[START Entries provided]

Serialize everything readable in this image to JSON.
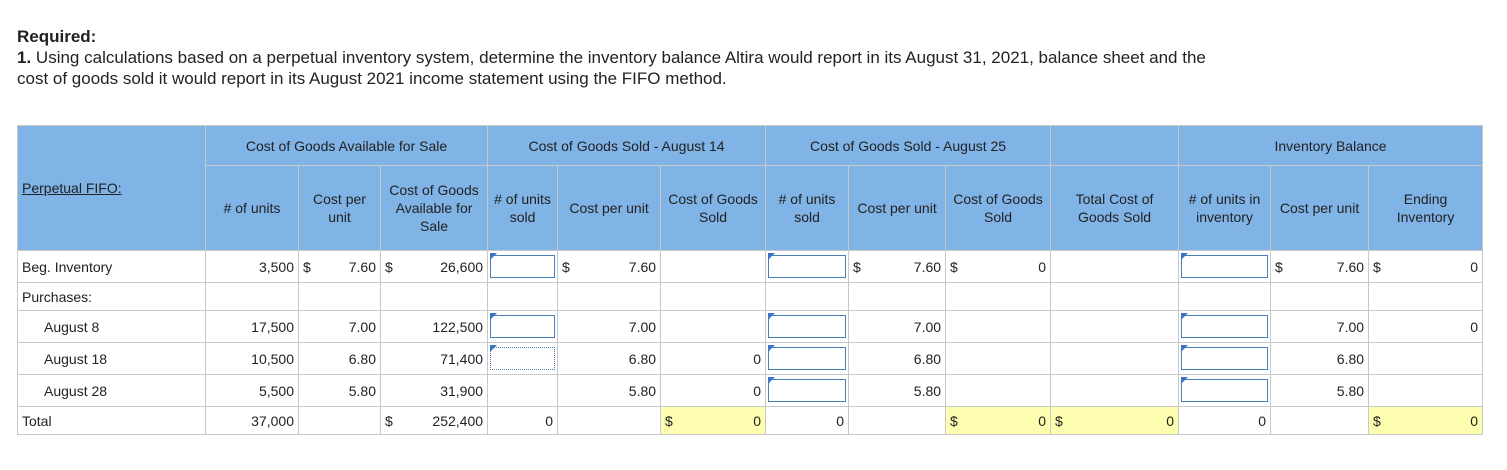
{
  "required": {
    "label": "Required:",
    "number": "1.",
    "text": "Using calculations based on a perpetual inventory system, determine the inventory balance Altira would report in its August 31, 2021, balance sheet and the cost of goods sold it would report in its August 2021 income statement using the FIFO method."
  },
  "table": {
    "title": "Perpetual FIFO:",
    "group_headers": [
      {
        "label": "Cost of Goods Available for Sale",
        "span": 3
      },
      {
        "label": "Cost of Goods Sold - August 14",
        "span": 3
      },
      {
        "label": "Cost of Goods Sold - August 25",
        "span": 3
      },
      {
        "label": null,
        "span": 1
      },
      {
        "label": "Inventory Balance",
        "span": 3
      }
    ],
    "column_headers": [
      "# of units",
      "Cost per unit",
      "Cost of Goods Available for Sale",
      "# of units sold",
      "Cost per unit",
      "Cost of Goods Sold",
      "# of units sold",
      "Cost per unit",
      "Cost of Goods Sold",
      "Total Cost of Goods Sold",
      "# of units in inventory",
      "Cost per unit",
      "Ending Inventory"
    ],
    "rows": [
      {
        "label": "Beg. Inventory",
        "cells": [
          "3,500",
          {
            "prefix": "$",
            "value": "7.60"
          },
          {
            "prefix": "$",
            "value": "26,600"
          },
          null,
          {
            "prefix": "$",
            "value": "7.60"
          },
          null,
          null,
          {
            "prefix": "$",
            "value": "7.60"
          },
          {
            "prefix": "$",
            "value": "0"
          },
          null,
          null,
          {
            "prefix": "$",
            "value": "7.60"
          },
          {
            "prefix": "$",
            "value": "0"
          }
        ]
      },
      {
        "label": "Purchases:",
        "cells": [
          null,
          null,
          null,
          null,
          null,
          null,
          null,
          null,
          null,
          null,
          null,
          null,
          null
        ]
      },
      {
        "label": "August 8",
        "cells": [
          "17,500",
          "7.00",
          "122,500",
          null,
          "7.00",
          null,
          null,
          "7.00",
          null,
          null,
          null,
          "7.00",
          "0"
        ]
      },
      {
        "label": "August 18",
        "cells": [
          "10,500",
          "6.80",
          "71,400",
          null,
          "6.80",
          "0",
          null,
          "6.80",
          null,
          null,
          null,
          "6.80",
          null
        ]
      },
      {
        "label": "August 28",
        "cells": [
          "5,500",
          "5.80",
          "31,900",
          null,
          "5.80",
          "0",
          null,
          "5.80",
          null,
          null,
          null,
          "5.80",
          null
        ]
      },
      {
        "label": "Total",
        "cells": [
          "37,000",
          null,
          {
            "prefix": "$",
            "value": "252,400"
          },
          "0",
          null,
          {
            "prefix": "$",
            "value": "0"
          },
          "0",
          null,
          {
            "prefix": "$",
            "value": "0"
          },
          {
            "prefix": "$",
            "value": "0"
          },
          "0",
          null,
          {
            "prefix": "$",
            "value": "0"
          }
        ]
      }
    ]
  }
}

[END Entries provided]

> _The problem_: Exclude the pictures. Write out the remaining data exactly.

> _Answer to this problem_:
Serialize everything readable in this image to JSON.
{
  "required": {
    "label": "Required:",
    "number": "1.",
    "text": "Using calculations based on a perpetual inventory system, determine the inventory balance Altira would report in its August 31, 2021, balance sheet and the cost of goods sold it would report in its August 2021 income statement using the FIFO method."
  },
  "table": {
    "title": "Perpetual FIFO:",
    "group_headers": [
      {
        "label": "Cost of Goods Available for Sale",
        "span": 3
      },
      {
        "label": "Cost of Goods Sold - August 14",
        "span": 3
      },
      {
        "label": "Cost of Goods Sold - August 25",
        "span": 3
      },
      {
        "label": null,
        "span": 1
      },
      {
        "label": "Inventory Balance",
        "span": 3
      }
    ],
    "column_headers": [
      "# of units",
      "Cost per unit",
      "Cost of Goods Available for Sale",
      "# of units sold",
      "Cost per unit",
      "Cost of Goods Sold",
      "# of units sold",
      "Cost per unit",
      "Cost of Goods Sold",
      "Total Cost of Goods Sold",
      "# of units in inventory",
      "Cost per unit",
      "Ending Inventory"
    ],
    "rows": [
      {
        "label": "Beg. Inventory",
        "cells": [
          "3,500",
          {
            "prefix": "$",
            "value": "7.60"
          },
          {
            "prefix": "$",
            "value": "26,600"
          },
          null,
          {
            "prefix": "$",
            "value": "7.60"
          },
          null,
          null,
          {
            "prefix": "$",
            "value": "7.60"
          },
          {
            "prefix": "$",
            "value": "0"
          },
          null,
          null,
          {
            "prefix": "$",
            "value": "7.60"
          },
          {
            "prefix": "$",
            "value": "0"
          }
        ]
      },
      {
        "label": "Purchases:",
        "cells": [
          null,
          null,
          null,
          null,
          null,
          null,
          null,
          null,
          null,
          null,
          null,
          null,
          null
        ]
      },
      {
        "label": "August 8",
        "cells": [
          "17,500",
          "7.00",
          "122,500",
          null,
          "7.00",
          null,
          null,
          "7.00",
          null,
          null,
          null,
          "7.00",
          "0"
        ]
      },
      {
        "label": "August 18",
        "cells": [
          "10,500",
          "6.80",
          "71,400",
          null,
          "6.80",
          "0",
          null,
          "6.80",
          null,
          null,
          null,
          "6.80",
          null
        ]
      },
      {
        "label": "August 28",
        "cells": [
          "5,500",
          "5.80",
          "31,900",
          null,
          "5.80",
          "0",
          null,
          "5.80",
          null,
          null,
          null,
          "5.80",
          null
        ]
      },
      {
        "label": "Total",
        "cells": [
          "37,000",
          null,
          {
            "prefix": "$",
            "value": "252,400"
          },
          "0",
          null,
          {
            "prefix": "$",
            "value": "0"
          },
          "0",
          null,
          {
            "prefix": "$",
            "value": "0"
          },
          {
            "prefix": "$",
            "value": "0"
          },
          "0",
          null,
          {
            "prefix": "$",
            "value": "0"
          }
        ]
      }
    ]
  }
}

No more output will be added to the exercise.